-- START OF Supplied entries --

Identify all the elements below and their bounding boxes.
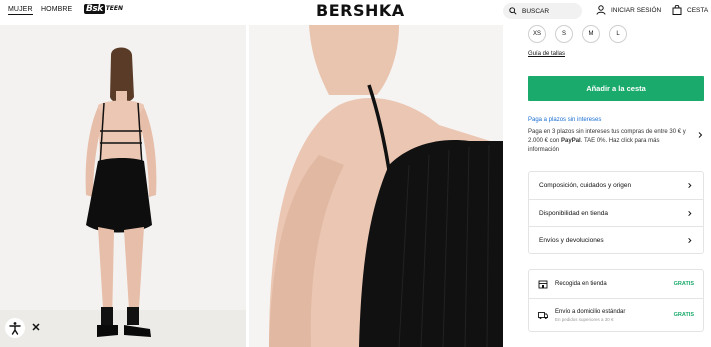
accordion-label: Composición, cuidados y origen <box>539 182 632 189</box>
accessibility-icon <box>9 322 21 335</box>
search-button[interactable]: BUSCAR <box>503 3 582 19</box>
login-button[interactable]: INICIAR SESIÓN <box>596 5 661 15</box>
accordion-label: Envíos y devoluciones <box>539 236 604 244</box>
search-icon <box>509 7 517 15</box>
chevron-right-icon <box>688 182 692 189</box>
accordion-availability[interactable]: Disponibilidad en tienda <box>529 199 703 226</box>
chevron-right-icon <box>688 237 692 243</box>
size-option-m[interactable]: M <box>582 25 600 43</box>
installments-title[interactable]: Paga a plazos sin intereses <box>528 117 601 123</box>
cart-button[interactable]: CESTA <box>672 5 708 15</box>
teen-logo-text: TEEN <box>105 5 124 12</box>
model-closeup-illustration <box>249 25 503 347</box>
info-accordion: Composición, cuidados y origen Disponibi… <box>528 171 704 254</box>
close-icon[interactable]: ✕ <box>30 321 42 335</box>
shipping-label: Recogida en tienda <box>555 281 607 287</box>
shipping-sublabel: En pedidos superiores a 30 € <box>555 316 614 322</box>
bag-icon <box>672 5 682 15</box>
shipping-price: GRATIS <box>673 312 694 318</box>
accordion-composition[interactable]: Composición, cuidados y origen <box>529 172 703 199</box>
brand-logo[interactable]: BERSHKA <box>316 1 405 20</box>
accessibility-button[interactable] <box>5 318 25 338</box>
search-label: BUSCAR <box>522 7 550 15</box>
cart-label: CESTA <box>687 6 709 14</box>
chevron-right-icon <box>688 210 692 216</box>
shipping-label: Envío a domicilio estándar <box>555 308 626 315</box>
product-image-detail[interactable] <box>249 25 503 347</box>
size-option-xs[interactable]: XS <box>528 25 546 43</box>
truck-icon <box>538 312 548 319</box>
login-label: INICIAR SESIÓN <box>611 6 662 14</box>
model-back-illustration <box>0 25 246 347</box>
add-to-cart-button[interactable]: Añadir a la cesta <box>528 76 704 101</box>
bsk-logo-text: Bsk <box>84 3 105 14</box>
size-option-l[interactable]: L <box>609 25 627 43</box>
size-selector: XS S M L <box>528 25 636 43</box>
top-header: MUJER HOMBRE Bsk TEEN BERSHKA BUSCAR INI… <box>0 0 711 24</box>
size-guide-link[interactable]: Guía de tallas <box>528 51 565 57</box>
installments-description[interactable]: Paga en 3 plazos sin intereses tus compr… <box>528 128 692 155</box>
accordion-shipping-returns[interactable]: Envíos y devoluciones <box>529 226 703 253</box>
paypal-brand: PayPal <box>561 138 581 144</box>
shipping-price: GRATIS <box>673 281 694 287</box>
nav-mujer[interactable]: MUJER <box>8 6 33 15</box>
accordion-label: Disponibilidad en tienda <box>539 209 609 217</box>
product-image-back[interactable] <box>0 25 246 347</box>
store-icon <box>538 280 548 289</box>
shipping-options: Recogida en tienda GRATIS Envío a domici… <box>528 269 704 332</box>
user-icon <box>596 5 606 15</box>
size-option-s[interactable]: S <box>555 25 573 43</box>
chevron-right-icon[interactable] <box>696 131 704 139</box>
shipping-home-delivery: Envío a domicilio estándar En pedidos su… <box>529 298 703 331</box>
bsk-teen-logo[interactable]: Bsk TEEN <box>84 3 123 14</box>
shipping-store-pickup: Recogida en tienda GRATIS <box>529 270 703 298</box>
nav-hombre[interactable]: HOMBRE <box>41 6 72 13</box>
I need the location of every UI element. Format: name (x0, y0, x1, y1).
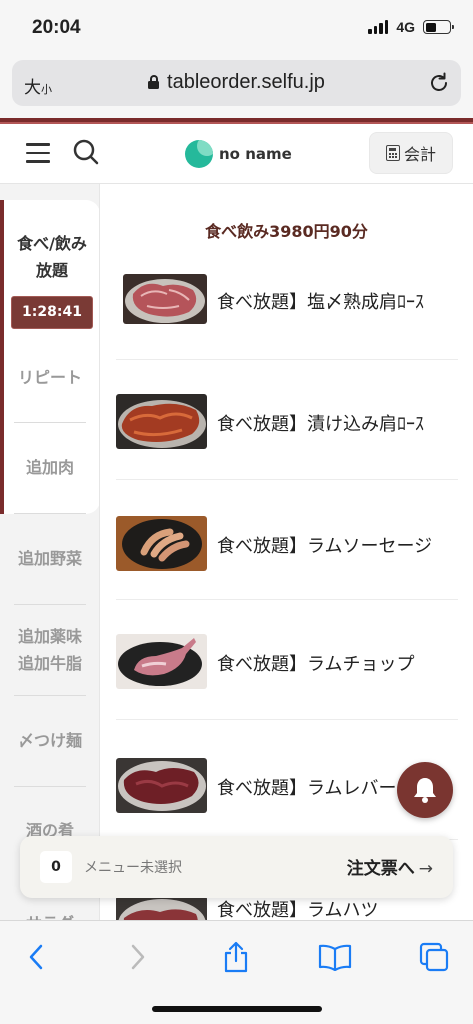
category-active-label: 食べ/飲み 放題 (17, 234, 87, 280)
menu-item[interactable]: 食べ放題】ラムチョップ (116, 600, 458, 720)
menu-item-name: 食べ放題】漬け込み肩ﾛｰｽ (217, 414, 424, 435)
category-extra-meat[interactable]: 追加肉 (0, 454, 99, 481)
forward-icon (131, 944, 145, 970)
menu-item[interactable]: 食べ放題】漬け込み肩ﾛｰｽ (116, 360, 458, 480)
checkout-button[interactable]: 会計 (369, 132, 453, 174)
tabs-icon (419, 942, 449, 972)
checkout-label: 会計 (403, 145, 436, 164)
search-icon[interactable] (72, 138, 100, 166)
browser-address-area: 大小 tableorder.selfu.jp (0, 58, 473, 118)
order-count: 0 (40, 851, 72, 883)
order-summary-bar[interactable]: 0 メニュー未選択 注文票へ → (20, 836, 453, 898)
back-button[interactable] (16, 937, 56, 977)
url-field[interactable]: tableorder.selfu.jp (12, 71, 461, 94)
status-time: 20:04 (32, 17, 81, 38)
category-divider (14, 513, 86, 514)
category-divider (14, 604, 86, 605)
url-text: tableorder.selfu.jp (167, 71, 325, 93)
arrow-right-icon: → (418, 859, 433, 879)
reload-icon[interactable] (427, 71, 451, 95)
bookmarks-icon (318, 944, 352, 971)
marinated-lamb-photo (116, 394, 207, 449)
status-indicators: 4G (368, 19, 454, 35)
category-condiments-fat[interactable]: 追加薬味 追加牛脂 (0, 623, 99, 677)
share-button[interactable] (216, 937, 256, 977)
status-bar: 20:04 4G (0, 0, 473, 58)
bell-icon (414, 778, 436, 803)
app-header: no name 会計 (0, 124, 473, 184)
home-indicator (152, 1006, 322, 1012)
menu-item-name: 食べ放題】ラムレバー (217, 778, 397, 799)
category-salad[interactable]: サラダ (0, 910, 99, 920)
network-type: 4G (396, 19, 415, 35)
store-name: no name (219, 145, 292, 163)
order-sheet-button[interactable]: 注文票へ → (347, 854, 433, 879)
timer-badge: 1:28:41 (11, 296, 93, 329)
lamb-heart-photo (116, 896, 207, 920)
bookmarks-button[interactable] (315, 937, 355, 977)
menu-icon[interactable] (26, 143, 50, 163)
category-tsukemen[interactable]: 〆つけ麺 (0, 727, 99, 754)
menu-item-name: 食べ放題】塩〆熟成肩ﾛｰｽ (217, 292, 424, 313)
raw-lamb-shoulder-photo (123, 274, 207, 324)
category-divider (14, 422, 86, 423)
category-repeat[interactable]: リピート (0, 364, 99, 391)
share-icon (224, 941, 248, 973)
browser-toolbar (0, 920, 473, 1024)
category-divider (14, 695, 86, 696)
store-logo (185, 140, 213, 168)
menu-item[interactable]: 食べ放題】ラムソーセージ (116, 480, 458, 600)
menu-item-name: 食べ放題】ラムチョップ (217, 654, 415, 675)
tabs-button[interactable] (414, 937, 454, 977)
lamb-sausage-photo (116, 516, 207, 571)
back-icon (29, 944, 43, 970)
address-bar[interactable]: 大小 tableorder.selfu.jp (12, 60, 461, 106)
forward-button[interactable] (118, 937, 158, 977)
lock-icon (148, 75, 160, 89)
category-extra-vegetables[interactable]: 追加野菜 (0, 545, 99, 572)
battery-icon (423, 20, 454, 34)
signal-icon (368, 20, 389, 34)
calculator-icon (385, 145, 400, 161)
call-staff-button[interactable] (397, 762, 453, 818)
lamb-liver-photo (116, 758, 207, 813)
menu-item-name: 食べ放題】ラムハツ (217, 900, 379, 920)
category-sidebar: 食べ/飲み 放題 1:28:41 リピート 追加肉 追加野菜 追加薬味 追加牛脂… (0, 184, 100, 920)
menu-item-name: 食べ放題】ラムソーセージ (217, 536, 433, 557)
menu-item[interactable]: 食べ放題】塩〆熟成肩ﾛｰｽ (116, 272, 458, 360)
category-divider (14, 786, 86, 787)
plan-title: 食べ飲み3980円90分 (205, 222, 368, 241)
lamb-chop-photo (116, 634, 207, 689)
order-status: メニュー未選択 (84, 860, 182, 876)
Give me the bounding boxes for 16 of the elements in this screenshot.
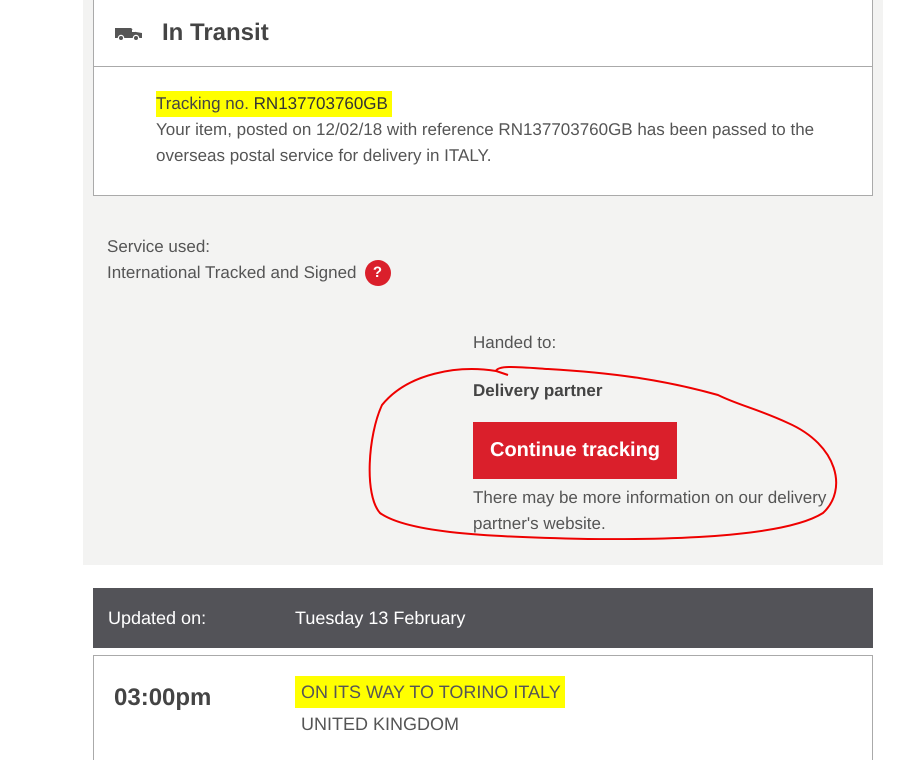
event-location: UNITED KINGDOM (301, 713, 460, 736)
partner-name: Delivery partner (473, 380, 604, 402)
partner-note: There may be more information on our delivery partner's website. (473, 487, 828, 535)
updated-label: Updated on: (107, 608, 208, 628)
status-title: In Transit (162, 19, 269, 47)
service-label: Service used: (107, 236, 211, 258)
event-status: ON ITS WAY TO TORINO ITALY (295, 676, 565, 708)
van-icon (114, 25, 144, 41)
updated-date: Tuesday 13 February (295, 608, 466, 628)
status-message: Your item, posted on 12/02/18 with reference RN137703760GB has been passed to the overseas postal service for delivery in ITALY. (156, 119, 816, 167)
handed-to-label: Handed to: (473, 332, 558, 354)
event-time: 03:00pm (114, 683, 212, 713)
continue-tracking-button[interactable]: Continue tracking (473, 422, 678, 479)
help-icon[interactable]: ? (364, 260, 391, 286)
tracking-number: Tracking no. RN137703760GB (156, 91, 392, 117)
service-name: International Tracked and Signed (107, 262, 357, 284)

-- END OF Supplied entries --

**Short problem:** Please change "In Transit" to "Delivered" in the lines from the one with "event-location: UNITED KINGDOM" up to and including the one with "updated-date: Tuesday 13". Return only those lines, with everything else left as it is.

**Final result:**
event-location: UNITED KINGDOM (301, 713, 460, 736)
partner-name: Delivery partner (473, 380, 604, 402)
partner-note: There may be more information on our delivery partner's website. (473, 487, 828, 535)
updated-label: Updated on: (107, 608, 208, 628)
status-title: Delivered (162, 19, 269, 47)
service-label: Service used: (107, 236, 211, 258)
event-status: ON ITS WAY TO TORINO ITALY (295, 676, 565, 708)
van-icon (114, 25, 144, 41)
updated-date: Tuesday 13 February (295, 608, 466, 628)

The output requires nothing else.